→ **Stated goal**
Look through the records below and collect all lines that hold the string "डकरनगर".

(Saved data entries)
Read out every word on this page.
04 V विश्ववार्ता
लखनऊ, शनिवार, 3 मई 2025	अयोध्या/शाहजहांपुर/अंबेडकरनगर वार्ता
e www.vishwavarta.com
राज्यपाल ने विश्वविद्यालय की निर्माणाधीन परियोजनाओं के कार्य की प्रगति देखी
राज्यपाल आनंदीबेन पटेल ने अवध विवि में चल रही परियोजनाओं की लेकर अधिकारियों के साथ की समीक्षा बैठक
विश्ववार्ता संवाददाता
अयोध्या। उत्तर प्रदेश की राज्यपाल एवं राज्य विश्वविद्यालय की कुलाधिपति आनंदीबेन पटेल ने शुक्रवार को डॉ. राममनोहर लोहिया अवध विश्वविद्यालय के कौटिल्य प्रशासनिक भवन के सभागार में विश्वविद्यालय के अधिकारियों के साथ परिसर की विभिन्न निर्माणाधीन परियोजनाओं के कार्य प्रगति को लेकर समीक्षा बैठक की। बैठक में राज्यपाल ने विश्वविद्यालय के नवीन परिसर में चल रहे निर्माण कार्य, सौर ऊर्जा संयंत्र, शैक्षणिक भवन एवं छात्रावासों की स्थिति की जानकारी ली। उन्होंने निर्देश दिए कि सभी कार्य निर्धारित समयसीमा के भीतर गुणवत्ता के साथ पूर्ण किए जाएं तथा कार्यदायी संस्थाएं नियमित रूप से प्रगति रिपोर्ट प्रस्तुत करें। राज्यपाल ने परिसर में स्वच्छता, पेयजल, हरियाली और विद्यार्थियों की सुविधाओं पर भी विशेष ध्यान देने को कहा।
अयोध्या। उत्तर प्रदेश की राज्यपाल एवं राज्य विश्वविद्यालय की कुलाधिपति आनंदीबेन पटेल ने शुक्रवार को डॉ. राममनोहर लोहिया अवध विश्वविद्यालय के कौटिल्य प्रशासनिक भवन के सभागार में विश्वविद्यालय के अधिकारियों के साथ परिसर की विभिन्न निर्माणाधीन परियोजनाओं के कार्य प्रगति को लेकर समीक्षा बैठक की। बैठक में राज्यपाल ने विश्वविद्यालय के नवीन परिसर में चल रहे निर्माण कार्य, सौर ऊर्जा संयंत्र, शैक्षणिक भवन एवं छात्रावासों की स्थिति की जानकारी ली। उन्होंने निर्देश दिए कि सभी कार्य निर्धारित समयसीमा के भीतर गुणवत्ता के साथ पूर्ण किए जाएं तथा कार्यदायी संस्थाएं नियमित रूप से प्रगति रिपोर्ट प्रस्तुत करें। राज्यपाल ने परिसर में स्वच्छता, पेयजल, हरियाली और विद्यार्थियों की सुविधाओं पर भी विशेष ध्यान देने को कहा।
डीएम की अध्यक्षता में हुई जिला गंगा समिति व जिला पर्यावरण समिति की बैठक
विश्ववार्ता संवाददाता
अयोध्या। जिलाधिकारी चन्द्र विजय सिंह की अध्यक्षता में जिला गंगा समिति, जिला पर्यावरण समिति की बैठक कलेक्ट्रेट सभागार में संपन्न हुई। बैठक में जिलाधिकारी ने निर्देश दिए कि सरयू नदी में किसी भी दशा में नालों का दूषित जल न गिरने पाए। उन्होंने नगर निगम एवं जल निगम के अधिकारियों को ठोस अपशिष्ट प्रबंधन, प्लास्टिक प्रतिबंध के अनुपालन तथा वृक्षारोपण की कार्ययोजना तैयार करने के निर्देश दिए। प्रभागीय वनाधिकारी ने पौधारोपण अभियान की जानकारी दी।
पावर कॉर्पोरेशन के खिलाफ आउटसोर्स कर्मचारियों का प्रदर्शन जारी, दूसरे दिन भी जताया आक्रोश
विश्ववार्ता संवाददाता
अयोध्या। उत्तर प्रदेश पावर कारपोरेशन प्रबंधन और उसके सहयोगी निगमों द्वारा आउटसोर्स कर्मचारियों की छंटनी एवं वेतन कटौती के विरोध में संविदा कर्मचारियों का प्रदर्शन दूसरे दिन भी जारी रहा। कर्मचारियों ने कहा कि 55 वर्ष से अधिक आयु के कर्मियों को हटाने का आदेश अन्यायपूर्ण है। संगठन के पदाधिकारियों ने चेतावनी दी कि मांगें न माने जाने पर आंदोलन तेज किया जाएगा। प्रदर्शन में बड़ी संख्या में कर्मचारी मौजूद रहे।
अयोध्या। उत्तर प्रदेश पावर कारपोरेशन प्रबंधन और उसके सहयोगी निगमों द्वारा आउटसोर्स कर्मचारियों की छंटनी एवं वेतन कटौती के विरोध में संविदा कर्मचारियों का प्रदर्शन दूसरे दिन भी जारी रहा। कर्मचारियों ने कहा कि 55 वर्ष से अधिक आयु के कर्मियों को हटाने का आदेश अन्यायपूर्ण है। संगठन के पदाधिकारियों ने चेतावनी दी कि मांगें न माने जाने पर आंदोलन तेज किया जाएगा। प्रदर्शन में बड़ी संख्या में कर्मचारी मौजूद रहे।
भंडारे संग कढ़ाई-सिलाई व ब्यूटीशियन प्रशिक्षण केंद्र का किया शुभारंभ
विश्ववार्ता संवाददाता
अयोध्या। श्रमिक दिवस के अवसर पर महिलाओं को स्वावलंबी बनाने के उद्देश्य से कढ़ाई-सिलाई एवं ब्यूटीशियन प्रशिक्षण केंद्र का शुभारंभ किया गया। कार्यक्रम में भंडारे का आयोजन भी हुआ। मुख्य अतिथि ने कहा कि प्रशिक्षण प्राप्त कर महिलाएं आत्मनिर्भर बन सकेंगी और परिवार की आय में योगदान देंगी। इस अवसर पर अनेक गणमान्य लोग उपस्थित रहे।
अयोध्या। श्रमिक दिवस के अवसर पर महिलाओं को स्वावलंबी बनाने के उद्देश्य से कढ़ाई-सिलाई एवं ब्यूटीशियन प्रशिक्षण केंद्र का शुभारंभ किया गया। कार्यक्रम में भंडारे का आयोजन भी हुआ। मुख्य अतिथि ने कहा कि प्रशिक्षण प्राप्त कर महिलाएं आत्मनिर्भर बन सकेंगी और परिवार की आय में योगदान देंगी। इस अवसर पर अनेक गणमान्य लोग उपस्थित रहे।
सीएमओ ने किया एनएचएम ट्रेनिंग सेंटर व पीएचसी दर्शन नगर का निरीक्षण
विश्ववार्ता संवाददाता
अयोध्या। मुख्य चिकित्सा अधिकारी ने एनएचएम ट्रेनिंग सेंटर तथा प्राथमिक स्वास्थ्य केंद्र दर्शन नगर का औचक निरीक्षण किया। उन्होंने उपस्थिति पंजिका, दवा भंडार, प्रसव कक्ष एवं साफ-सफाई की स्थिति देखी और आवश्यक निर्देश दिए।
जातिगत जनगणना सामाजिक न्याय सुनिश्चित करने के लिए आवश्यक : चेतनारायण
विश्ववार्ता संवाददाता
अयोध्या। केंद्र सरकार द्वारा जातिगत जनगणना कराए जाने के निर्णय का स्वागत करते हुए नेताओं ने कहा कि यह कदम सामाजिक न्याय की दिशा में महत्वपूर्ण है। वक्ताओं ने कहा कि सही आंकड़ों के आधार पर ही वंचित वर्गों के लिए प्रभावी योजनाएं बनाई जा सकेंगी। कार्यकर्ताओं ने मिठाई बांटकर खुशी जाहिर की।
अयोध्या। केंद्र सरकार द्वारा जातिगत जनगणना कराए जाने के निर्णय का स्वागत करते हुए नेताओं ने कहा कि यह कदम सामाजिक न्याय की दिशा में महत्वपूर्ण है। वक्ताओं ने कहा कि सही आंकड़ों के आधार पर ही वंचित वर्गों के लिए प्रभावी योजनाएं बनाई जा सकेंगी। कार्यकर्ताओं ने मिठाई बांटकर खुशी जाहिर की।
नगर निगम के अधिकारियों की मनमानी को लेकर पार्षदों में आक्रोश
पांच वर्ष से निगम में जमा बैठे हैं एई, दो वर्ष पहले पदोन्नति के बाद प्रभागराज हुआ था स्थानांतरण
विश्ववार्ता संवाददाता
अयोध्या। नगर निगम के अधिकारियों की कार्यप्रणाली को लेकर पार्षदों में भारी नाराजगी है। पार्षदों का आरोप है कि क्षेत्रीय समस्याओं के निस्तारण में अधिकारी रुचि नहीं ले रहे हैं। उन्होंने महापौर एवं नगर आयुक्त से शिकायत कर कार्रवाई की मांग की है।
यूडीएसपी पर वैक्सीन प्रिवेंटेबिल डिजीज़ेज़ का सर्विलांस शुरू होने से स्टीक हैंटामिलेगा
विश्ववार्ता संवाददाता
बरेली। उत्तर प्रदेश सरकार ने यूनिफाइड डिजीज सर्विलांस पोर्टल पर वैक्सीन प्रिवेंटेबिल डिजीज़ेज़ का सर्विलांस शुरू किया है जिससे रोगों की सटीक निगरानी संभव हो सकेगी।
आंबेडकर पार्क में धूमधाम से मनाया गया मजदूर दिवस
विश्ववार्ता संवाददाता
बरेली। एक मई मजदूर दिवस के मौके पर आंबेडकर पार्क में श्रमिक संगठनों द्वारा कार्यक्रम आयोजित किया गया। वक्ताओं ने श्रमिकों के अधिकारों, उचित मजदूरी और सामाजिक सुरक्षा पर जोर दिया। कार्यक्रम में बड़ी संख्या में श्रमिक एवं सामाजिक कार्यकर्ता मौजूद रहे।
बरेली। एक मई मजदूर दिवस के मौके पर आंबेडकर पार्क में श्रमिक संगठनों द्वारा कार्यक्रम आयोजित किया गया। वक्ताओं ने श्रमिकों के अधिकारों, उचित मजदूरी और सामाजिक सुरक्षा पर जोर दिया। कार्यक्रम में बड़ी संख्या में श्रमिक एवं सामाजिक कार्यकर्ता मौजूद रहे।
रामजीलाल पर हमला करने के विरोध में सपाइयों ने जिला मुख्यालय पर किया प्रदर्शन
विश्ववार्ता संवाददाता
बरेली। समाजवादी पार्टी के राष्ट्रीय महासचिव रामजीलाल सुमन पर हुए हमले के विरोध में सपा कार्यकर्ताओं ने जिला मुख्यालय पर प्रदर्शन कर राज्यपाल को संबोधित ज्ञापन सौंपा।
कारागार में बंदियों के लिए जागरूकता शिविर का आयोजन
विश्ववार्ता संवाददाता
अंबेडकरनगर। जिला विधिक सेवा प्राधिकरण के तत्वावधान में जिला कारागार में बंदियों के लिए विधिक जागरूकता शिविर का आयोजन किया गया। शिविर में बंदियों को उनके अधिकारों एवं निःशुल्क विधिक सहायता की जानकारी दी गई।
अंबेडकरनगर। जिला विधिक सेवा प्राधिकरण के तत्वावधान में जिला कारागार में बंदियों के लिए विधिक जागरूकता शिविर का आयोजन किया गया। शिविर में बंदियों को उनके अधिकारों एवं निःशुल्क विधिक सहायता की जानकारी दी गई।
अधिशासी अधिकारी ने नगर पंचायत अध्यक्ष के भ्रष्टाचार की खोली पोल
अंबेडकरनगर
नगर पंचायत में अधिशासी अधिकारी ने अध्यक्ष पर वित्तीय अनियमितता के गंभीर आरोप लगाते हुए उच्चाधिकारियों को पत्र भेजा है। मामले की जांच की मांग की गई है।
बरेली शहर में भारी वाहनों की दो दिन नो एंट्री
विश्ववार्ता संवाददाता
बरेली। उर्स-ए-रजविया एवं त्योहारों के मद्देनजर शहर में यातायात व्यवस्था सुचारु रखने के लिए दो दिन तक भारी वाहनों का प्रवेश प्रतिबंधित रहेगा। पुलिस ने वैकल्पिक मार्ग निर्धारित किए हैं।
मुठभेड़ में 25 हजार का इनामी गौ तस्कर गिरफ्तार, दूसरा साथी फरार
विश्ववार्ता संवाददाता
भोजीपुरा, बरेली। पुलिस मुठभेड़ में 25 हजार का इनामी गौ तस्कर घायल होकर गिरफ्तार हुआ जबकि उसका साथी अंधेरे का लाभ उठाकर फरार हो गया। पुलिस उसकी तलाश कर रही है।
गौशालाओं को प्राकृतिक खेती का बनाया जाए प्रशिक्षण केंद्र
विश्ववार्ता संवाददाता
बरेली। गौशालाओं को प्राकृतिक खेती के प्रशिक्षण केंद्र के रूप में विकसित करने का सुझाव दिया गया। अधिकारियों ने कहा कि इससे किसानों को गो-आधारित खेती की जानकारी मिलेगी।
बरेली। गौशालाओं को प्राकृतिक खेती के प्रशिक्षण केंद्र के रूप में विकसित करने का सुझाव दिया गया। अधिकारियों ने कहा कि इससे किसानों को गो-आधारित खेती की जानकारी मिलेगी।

→ **Solution**
लखनऊ, शनिवार, 3 मई 2025	अयोध्या/शाहजहांपुर/अंबेडकरनगर वार्ता
अंबेडकरनगर। जिला विधिक सेवा प्राधिकरण के तत्वावधान में जिला कारागार में बंदियों के लिए विधिक जागरूकता शिविर का आयोजन किया गया। शिविर में बंदियों को उनके अधिकारों एवं निःशुल्क विधिक सहायता की जानकारी दी गई।
अंबेडकरनगर। जिला विधिक सेवा प्राधिकरण के तत्वावधान में जिला कारागार में बंदियों के लिए विधिक जागरूकता शिविर का आयोजन किया गया। शिविर में बंदियों को उनके अधिकारों एवं निःशुल्क विधिक सहायता की जानकारी दी गई।
अंबेडकरनगर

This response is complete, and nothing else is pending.